The task = Pull every line holding the string "ABDUL" from the records below.

Stored data

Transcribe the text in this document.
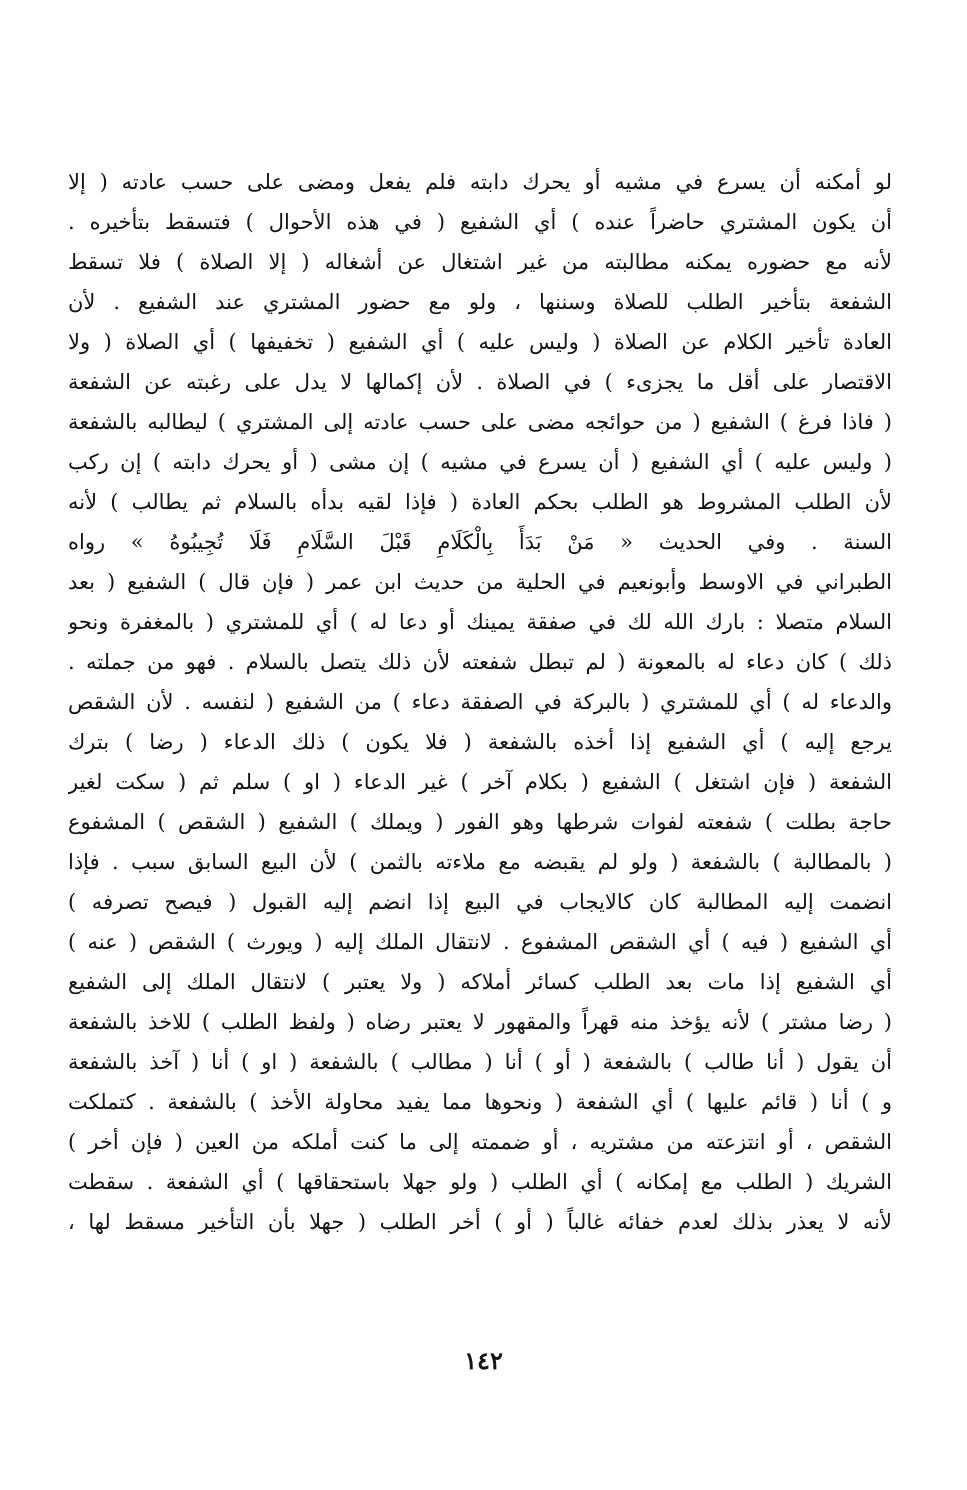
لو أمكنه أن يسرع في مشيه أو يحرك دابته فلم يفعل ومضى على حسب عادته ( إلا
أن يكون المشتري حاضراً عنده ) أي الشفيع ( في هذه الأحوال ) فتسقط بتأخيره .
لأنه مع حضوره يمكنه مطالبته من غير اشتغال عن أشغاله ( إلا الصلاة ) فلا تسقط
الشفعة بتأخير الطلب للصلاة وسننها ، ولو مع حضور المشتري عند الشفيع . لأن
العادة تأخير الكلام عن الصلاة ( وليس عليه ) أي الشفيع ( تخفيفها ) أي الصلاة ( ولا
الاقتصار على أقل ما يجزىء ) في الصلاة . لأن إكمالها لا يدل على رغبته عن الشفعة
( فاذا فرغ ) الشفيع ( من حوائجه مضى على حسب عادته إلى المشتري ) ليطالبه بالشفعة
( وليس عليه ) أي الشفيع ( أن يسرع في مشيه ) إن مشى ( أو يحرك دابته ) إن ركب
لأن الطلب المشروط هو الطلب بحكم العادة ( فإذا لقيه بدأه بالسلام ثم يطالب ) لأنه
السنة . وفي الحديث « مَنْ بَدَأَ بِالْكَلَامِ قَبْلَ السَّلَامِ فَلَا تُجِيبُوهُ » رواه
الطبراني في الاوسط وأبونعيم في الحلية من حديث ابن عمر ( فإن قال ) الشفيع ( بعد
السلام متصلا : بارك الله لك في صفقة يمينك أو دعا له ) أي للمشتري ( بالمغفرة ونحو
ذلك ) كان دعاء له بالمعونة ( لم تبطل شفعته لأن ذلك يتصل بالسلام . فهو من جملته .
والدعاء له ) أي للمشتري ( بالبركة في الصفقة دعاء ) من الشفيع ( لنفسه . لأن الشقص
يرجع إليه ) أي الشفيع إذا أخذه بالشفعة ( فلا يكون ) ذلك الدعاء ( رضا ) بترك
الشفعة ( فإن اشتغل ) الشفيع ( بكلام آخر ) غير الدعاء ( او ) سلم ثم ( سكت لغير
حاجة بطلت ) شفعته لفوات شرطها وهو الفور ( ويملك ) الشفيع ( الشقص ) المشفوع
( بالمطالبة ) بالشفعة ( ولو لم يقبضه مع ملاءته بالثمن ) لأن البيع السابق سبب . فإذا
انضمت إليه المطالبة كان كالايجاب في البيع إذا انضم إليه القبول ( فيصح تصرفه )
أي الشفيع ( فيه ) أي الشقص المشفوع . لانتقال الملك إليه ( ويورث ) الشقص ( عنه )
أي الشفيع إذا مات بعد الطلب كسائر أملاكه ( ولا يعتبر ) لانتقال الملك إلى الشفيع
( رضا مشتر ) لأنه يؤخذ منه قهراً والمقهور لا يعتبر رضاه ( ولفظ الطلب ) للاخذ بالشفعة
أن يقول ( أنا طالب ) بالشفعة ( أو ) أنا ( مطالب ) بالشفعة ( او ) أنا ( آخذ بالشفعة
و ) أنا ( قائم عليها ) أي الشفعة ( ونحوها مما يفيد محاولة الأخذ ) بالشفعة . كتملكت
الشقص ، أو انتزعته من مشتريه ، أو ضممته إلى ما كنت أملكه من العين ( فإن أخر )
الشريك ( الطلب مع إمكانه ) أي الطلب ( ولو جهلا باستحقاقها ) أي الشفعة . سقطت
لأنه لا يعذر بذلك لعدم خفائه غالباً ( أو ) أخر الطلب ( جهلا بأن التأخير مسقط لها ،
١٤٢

...

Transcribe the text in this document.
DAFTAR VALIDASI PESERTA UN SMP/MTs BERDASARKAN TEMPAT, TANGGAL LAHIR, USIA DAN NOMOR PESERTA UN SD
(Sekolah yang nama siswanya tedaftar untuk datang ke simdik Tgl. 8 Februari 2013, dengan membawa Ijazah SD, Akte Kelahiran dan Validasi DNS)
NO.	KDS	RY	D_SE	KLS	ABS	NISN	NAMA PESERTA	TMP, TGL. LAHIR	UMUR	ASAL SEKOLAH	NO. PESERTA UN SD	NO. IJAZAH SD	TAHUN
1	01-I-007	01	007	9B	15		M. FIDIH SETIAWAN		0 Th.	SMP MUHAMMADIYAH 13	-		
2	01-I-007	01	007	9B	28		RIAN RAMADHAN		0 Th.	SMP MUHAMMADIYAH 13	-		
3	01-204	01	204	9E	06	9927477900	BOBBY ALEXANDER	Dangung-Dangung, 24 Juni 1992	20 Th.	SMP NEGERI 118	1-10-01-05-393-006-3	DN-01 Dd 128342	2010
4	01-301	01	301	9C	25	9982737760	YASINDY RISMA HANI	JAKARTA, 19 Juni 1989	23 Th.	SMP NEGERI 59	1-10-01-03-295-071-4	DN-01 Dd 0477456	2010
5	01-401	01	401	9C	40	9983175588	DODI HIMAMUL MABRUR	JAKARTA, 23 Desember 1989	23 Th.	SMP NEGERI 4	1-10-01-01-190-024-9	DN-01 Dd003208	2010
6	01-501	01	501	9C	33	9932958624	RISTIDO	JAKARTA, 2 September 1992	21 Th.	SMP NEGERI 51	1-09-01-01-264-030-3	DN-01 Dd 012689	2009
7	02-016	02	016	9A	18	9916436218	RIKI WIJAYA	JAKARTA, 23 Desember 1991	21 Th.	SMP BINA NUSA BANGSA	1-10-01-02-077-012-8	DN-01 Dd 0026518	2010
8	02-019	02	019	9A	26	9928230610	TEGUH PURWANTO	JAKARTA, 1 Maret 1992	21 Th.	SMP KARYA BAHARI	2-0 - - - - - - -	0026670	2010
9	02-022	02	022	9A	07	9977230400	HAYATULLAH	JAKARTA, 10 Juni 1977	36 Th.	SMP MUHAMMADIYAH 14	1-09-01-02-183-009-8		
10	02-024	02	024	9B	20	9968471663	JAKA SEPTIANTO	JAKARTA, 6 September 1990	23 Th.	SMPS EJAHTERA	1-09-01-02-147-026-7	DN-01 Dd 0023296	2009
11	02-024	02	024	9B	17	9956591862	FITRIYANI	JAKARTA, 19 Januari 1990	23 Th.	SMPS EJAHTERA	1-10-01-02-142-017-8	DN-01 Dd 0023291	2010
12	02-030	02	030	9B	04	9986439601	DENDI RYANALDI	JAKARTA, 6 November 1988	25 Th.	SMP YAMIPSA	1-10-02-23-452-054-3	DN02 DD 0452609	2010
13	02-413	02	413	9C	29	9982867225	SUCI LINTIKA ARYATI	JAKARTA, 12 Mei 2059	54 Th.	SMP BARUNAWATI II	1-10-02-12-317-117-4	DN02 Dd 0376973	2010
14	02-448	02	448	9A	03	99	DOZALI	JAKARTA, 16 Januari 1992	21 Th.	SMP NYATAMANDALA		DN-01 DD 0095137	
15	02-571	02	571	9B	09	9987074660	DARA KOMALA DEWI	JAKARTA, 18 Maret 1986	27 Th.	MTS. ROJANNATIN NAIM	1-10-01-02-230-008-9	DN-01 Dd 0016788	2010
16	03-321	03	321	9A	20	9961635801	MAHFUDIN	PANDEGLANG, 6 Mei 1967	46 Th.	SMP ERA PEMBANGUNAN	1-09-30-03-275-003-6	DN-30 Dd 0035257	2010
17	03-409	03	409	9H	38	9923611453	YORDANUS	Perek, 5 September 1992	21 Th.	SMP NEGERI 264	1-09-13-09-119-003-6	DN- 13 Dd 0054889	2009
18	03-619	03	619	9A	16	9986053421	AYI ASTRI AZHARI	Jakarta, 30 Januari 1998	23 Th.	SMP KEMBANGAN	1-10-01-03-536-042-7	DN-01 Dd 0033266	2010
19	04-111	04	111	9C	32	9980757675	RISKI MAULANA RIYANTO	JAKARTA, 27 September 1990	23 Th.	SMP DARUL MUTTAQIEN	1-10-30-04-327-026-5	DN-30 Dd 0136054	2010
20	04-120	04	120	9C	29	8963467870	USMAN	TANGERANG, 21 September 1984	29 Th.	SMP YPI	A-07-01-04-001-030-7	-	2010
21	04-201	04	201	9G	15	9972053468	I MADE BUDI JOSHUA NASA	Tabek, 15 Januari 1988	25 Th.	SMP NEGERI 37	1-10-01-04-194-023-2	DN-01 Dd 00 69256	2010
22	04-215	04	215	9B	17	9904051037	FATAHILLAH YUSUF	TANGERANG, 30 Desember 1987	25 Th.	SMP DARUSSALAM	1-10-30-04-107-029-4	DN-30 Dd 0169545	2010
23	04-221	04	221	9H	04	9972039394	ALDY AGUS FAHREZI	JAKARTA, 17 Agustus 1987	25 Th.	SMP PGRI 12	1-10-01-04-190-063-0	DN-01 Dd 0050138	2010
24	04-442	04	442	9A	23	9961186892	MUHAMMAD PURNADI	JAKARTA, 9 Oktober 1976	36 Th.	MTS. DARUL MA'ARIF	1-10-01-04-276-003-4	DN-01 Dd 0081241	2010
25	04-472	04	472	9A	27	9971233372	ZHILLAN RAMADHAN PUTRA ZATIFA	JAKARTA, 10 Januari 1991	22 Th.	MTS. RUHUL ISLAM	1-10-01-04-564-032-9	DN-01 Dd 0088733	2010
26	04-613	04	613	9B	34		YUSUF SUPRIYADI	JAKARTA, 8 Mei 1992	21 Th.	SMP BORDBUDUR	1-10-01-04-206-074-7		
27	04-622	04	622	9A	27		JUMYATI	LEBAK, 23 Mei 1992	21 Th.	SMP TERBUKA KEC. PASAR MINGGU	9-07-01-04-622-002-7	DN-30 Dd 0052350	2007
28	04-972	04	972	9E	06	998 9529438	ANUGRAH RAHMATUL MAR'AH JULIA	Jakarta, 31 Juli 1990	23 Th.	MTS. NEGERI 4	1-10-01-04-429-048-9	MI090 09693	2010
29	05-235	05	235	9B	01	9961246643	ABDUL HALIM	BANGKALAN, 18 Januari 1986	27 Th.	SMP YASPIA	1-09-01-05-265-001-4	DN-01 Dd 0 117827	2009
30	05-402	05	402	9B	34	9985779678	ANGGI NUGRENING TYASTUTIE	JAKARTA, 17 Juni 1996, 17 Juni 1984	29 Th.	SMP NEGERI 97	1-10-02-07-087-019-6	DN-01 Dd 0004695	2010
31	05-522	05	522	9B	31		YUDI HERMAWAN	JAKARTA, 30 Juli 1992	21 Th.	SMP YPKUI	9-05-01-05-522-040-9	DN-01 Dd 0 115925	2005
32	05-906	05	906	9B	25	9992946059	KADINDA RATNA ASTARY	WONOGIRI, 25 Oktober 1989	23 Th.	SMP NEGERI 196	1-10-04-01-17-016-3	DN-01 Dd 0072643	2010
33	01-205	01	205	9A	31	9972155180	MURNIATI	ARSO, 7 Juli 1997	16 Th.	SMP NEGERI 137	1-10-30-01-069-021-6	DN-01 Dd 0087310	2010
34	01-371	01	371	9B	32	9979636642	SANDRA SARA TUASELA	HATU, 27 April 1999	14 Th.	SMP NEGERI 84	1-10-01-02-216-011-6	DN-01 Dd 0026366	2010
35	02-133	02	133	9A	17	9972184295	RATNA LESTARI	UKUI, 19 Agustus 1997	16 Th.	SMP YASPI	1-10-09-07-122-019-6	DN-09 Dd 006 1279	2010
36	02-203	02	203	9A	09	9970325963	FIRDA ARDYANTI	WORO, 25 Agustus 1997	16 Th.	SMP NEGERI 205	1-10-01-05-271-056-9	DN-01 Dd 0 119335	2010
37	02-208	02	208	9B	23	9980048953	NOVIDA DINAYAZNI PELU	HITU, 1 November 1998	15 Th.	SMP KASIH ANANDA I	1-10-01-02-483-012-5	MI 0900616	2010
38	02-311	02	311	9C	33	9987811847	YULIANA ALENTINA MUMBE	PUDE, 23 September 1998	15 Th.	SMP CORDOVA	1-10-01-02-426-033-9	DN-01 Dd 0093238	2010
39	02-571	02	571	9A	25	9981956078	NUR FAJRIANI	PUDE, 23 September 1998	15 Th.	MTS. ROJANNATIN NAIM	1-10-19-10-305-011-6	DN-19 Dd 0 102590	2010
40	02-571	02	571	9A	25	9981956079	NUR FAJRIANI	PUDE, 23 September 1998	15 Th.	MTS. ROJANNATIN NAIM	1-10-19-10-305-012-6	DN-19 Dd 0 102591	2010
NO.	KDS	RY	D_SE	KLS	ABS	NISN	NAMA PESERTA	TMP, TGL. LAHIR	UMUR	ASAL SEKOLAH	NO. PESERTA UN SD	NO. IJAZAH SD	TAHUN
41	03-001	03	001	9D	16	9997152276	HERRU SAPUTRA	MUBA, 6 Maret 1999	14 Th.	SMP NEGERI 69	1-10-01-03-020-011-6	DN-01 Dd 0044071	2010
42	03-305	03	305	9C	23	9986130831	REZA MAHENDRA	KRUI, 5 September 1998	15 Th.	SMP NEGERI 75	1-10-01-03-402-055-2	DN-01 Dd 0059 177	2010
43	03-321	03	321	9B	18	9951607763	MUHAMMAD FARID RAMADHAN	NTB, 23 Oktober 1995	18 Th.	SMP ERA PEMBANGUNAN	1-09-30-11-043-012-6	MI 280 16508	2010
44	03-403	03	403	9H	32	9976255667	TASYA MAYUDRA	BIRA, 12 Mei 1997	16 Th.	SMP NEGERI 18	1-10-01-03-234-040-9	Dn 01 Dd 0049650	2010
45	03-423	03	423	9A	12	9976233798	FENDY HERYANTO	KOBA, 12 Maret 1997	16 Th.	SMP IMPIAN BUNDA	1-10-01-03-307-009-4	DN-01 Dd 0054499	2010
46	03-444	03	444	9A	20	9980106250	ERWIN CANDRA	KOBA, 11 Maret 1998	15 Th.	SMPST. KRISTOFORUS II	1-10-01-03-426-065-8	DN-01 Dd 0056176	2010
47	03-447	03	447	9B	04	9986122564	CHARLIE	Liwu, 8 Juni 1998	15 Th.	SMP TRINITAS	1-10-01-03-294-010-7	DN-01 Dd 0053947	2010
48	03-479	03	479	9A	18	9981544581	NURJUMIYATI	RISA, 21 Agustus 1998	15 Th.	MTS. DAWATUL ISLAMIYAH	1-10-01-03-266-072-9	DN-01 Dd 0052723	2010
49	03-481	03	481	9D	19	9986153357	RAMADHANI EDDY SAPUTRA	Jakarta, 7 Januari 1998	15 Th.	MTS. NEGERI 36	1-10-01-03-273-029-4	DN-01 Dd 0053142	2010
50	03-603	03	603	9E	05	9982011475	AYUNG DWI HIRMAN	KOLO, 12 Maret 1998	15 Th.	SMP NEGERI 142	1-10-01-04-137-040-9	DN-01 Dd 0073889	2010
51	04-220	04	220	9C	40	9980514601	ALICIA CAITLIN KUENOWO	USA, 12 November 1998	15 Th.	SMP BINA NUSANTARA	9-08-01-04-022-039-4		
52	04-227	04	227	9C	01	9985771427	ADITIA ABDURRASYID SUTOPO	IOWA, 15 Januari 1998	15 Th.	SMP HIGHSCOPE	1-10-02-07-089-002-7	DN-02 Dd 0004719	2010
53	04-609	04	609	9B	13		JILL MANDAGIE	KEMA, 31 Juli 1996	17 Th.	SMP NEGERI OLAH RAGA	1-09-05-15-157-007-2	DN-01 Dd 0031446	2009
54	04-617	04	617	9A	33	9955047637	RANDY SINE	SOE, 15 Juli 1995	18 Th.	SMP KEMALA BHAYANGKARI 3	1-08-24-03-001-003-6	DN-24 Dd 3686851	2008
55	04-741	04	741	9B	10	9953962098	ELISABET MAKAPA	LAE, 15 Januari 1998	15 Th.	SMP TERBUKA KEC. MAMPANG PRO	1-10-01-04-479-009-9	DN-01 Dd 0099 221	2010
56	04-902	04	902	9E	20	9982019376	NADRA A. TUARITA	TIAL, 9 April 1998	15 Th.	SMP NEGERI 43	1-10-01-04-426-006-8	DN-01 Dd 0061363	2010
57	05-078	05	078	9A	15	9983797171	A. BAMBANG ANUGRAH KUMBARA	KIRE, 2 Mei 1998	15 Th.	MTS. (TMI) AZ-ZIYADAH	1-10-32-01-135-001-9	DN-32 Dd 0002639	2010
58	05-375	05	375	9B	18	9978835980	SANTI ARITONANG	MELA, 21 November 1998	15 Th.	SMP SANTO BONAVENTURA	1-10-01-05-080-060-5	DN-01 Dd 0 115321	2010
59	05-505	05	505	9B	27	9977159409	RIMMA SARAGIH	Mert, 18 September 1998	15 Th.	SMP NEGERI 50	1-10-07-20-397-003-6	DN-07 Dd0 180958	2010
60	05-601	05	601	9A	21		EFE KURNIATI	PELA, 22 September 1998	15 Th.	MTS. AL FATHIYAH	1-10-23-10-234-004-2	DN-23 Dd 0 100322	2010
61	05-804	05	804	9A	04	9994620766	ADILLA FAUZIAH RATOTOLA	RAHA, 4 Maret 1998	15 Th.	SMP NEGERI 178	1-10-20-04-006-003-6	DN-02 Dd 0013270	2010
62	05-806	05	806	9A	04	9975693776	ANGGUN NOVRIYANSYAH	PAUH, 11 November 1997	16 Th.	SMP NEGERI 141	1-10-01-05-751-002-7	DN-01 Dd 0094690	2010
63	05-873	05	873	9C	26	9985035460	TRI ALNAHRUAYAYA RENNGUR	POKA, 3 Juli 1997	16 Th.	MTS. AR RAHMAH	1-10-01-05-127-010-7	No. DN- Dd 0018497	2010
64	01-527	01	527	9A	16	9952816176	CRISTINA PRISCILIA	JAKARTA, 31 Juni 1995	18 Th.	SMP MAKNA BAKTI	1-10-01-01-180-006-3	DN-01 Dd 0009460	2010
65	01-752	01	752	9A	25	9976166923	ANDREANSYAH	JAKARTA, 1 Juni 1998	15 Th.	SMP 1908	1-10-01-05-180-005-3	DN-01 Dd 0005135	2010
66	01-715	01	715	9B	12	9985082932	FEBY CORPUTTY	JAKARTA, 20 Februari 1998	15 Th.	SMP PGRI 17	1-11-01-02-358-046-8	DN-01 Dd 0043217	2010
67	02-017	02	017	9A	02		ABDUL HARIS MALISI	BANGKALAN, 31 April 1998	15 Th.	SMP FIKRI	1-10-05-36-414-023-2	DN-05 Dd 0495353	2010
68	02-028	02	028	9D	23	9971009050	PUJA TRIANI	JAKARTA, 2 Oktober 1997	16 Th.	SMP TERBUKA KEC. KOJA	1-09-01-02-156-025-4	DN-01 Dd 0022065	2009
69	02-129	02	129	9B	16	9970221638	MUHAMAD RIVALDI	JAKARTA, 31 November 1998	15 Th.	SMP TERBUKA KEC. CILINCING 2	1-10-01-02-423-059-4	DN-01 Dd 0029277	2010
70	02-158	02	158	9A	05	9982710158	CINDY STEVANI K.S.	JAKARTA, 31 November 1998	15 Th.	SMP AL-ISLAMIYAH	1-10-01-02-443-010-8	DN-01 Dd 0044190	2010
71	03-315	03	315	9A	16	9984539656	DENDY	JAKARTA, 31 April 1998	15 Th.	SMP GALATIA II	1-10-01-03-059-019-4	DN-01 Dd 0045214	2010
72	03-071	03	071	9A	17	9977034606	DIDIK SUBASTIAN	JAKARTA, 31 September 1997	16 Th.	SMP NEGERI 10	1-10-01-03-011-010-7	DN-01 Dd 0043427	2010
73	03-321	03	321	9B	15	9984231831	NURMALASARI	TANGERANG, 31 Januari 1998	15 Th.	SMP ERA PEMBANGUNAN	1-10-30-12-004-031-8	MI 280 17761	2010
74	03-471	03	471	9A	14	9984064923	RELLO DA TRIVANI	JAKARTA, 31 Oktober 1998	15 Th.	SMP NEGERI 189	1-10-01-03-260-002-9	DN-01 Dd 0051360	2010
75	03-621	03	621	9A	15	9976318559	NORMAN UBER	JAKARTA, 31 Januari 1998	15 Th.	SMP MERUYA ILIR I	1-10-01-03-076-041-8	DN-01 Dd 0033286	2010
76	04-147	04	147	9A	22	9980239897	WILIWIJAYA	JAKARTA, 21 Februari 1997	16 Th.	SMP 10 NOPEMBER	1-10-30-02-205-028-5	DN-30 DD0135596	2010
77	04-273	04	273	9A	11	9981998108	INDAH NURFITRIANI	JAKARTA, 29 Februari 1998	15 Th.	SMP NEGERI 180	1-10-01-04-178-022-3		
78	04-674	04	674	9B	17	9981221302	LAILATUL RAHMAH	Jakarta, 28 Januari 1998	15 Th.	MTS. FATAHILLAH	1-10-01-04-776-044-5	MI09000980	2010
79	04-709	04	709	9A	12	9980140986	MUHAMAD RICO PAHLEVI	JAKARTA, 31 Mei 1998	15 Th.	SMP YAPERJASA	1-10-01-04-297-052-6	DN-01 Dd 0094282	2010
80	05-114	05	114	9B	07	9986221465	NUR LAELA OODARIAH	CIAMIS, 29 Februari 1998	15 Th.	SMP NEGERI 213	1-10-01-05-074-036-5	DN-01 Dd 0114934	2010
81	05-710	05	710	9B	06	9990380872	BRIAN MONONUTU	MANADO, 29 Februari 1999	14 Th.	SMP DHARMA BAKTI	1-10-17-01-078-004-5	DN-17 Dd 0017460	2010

==

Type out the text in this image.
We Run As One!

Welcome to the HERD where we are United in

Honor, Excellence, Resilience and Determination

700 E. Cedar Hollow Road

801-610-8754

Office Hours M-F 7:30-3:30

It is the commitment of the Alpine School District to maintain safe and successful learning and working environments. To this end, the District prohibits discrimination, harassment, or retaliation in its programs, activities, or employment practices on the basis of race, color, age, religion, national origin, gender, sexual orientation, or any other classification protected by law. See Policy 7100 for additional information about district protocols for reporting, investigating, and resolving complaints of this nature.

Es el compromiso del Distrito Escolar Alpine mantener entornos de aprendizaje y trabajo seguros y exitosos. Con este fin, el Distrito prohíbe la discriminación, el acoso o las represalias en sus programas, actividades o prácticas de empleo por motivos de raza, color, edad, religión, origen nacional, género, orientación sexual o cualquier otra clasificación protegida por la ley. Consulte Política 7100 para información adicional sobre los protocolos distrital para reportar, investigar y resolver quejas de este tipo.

Task response =
29	05-235	05	235	9B	01	9961246643	ABDUL HALIM	BANGKALAN, 18 Januari 1986	27 Th.	SMP YASPIA	1-09-01-05-265-001-4	DN-01 Dd 0 117827	2009
67	02-017	02	017	9A	02		ABDUL HARIS MALISI	BANGKALAN, 31 April 1998	15 Th.	SMP FIKRI	1-10-05-36-414-023-2	DN-05 Dd 0495353	2010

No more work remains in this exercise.